* Start Data to use *

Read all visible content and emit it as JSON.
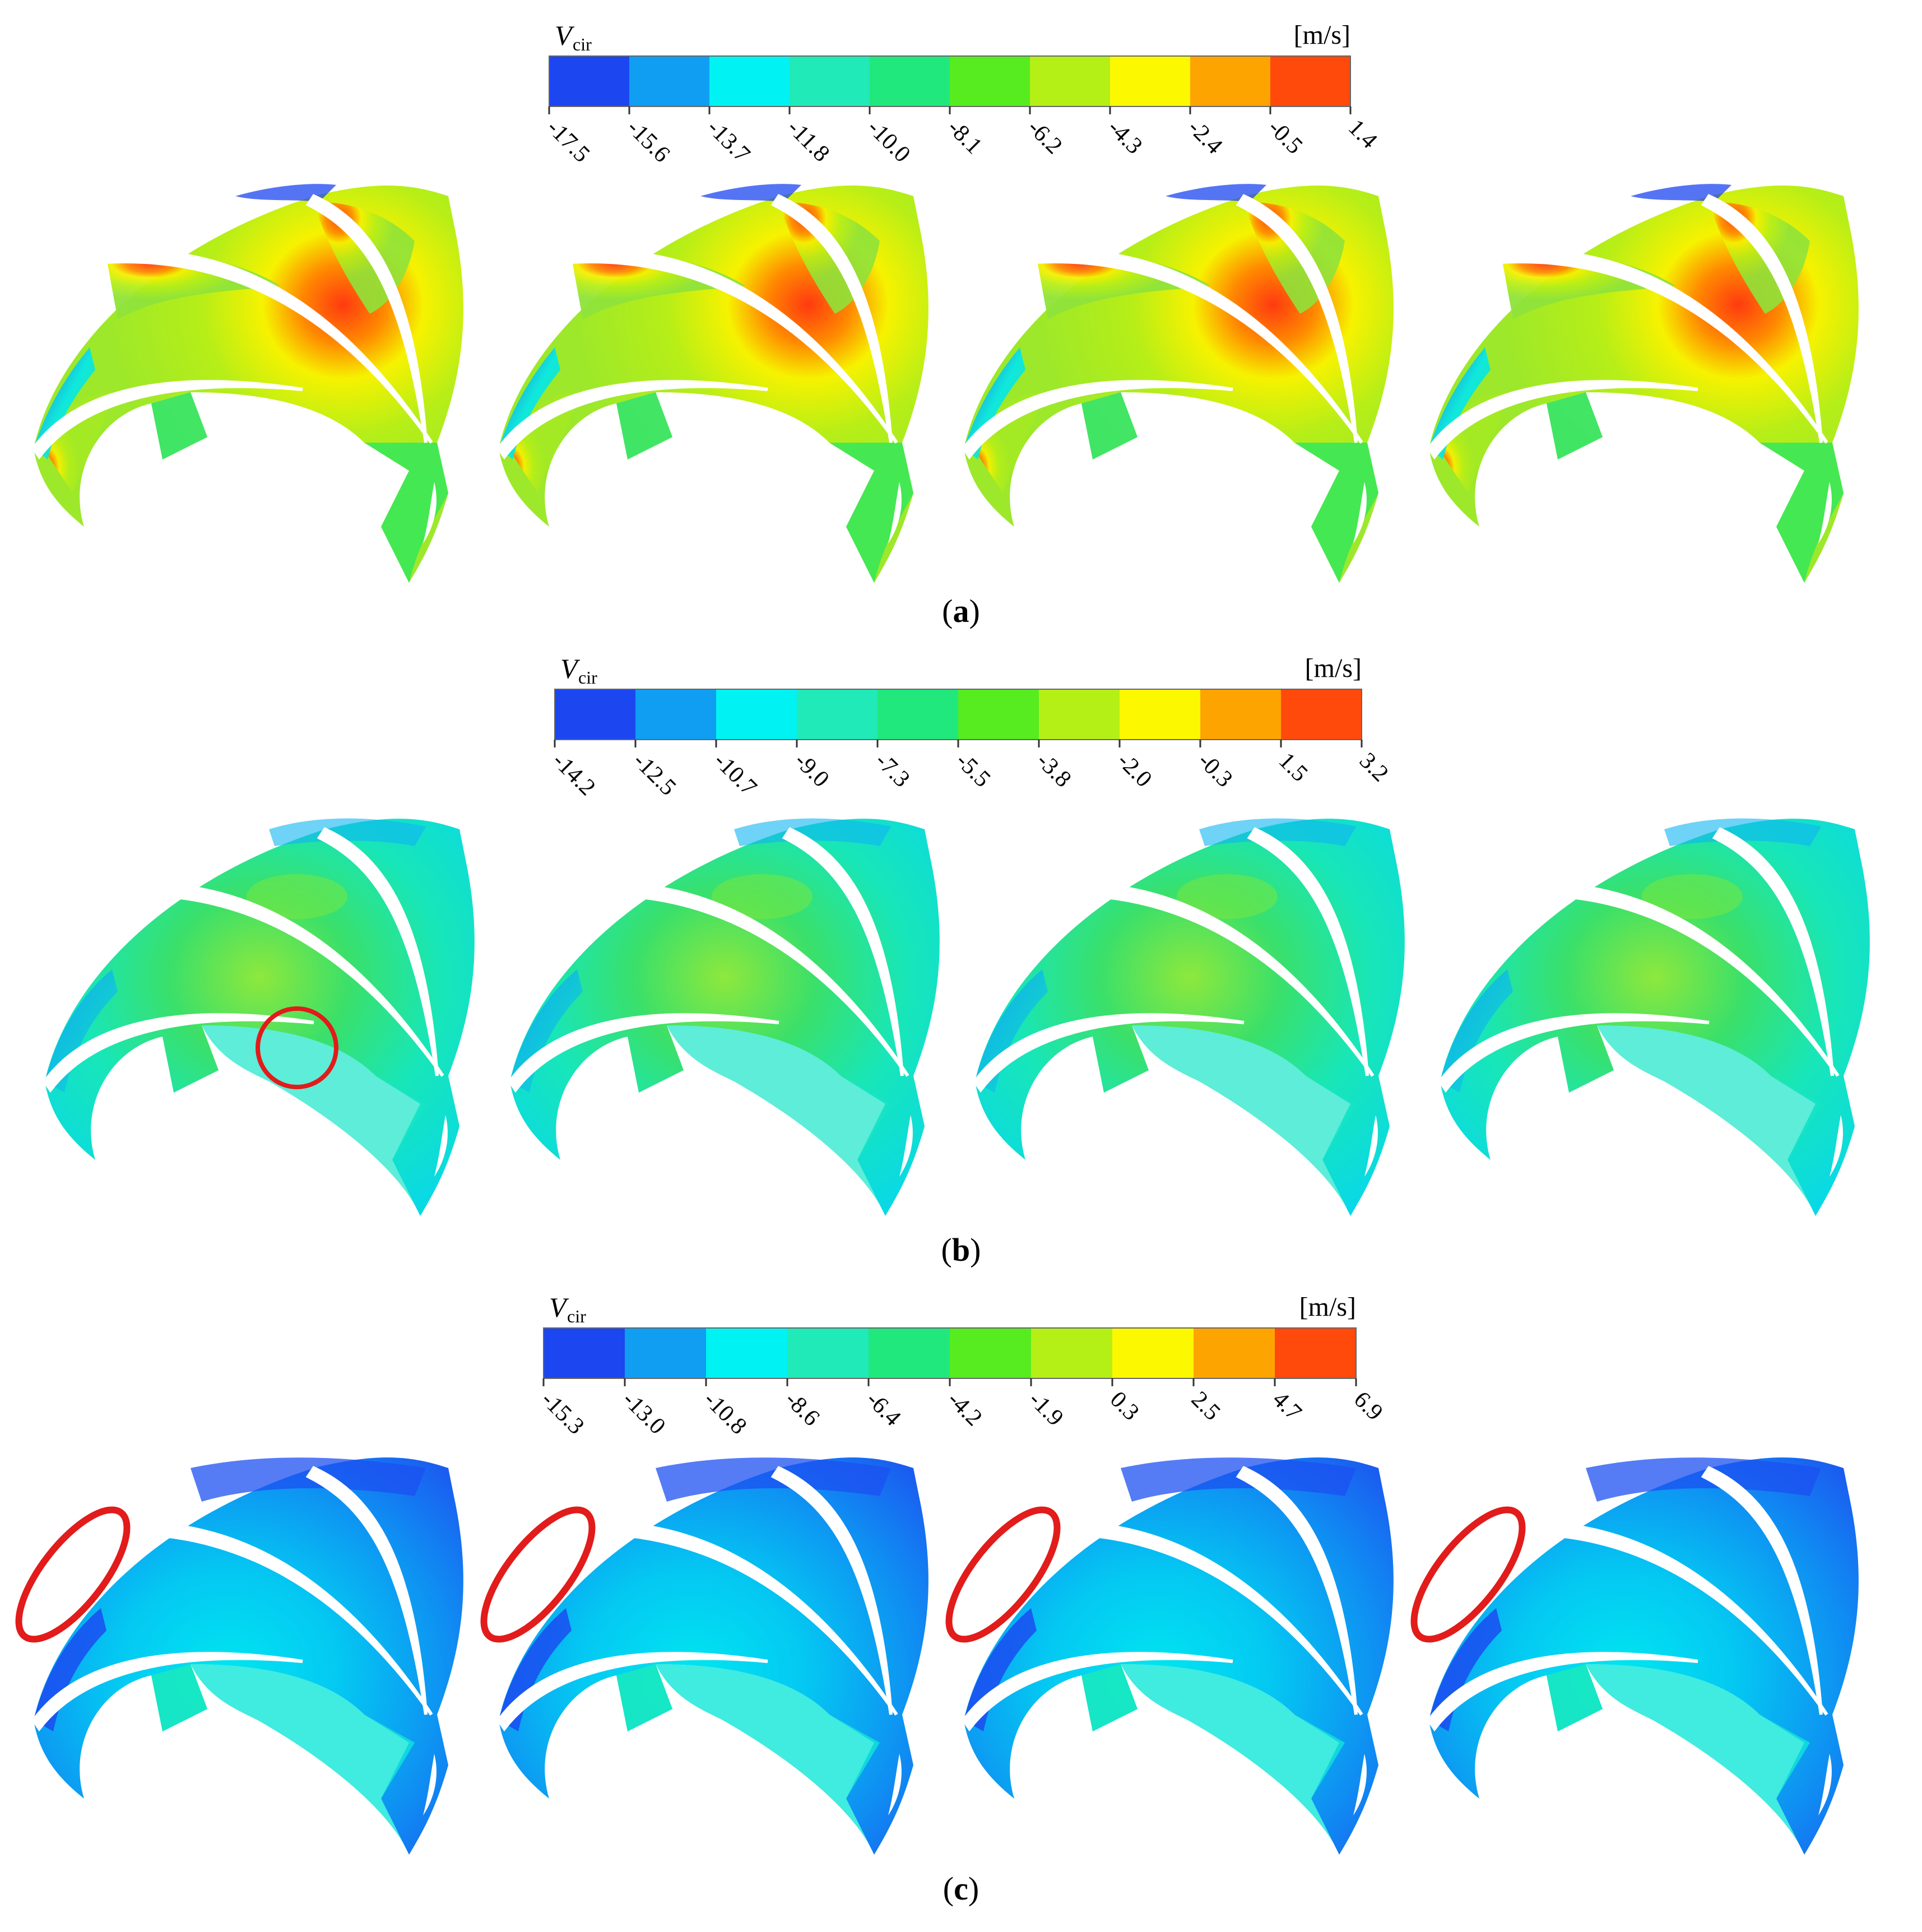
{
  "figure": {
    "panels": [
      {
        "id": "a",
        "caption_letter": "a",
        "colorbar": {
          "variable": "V",
          "variable_sub": "cir",
          "unit": "[m/s]",
          "ticks": [
            "-17.5",
            "-15.6",
            "-13.7",
            "-11.8",
            "-10.0",
            "-8.1",
            "-6.2",
            "-4.3",
            "-2.4",
            "-0.5",
            "1.4"
          ]
        },
        "regime": "warm",
        "marker": "none"
      },
      {
        "id": "b",
        "caption_letter": "b",
        "colorbar": {
          "variable": "V",
          "variable_sub": "cir",
          "unit": "[m/s]",
          "ticks": [
            "-14.2",
            "-12.5",
            "-10.7",
            "-9.0",
            "-7.3",
            "-5.5",
            "-3.8",
            "-2.0",
            "-0.3",
            "1.5",
            "3.2"
          ]
        },
        "regime": "mid",
        "marker": "circle-first"
      },
      {
        "id": "c",
        "caption_letter": "c",
        "colorbar": {
          "variable": "V",
          "variable_sub": "cir",
          "unit": "[m/s]",
          "ticks": [
            "-15.3",
            "-13.0",
            "-10.8",
            "-8.6",
            "-6.4",
            "-4.2",
            "-1.9",
            "0.3",
            "2.5",
            "4.7",
            "6.9"
          ]
        },
        "regime": "cool",
        "marker": "ellipse-all"
      }
    ],
    "colorbar_colors": [
      "#1c46f0",
      "#0f9ef2",
      "#00f2f2",
      "#20eab8",
      "#20e87c",
      "#56ec20",
      "#b4f016",
      "#fcf800",
      "#fea400",
      "#ff4a0c"
    ],
    "annotation_color": "#e21b1b"
  }
}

* End Data to use *

**Goal of the exercise**
Output, exactly, all the records above; include no pictures.

**Result of this exercise**
Read all visible content and emit it as JSON.
{
  "figure": {
    "panels": [
      {
        "id": "a",
        "caption_letter": "a",
        "colorbar": {
          "variable": "V",
          "variable_sub": "cir",
          "unit": "[m/s]",
          "ticks": [
            "-17.5",
            "-15.6",
            "-13.7",
            "-11.8",
            "-10.0",
            "-8.1",
            "-6.2",
            "-4.3",
            "-2.4",
            "-0.5",
            "1.4"
          ]
        },
        "regime": "warm",
        "marker": "none"
      },
      {
        "id": "b",
        "caption_letter": "b",
        "colorbar": {
          "variable": "V",
          "variable_sub": "cir",
          "unit": "[m/s]",
          "ticks": [
            "-14.2",
            "-12.5",
            "-10.7",
            "-9.0",
            "-7.3",
            "-5.5",
            "-3.8",
            "-2.0",
            "-0.3",
            "1.5",
            "3.2"
          ]
        },
        "regime": "mid",
        "marker": "circle-first"
      },
      {
        "id": "c",
        "caption_letter": "c",
        "colorbar": {
          "variable": "V",
          "variable_sub": "cir",
          "unit": "[m/s]",
          "ticks": [
            "-15.3",
            "-13.0",
            "-10.8",
            "-8.6",
            "-6.4",
            "-4.2",
            "-1.9",
            "0.3",
            "2.5",
            "4.7",
            "6.9"
          ]
        },
        "regime": "cool",
        "marker": "ellipse-all"
      }
    ],
    "colorbar_colors": [
      "#1c46f0",
      "#0f9ef2",
      "#00f2f2",
      "#20eab8",
      "#20e87c",
      "#56ec20",
      "#b4f016",
      "#fcf800",
      "#fea400",
      "#ff4a0c"
    ],
    "annotation_color": "#e21b1b"
  }
}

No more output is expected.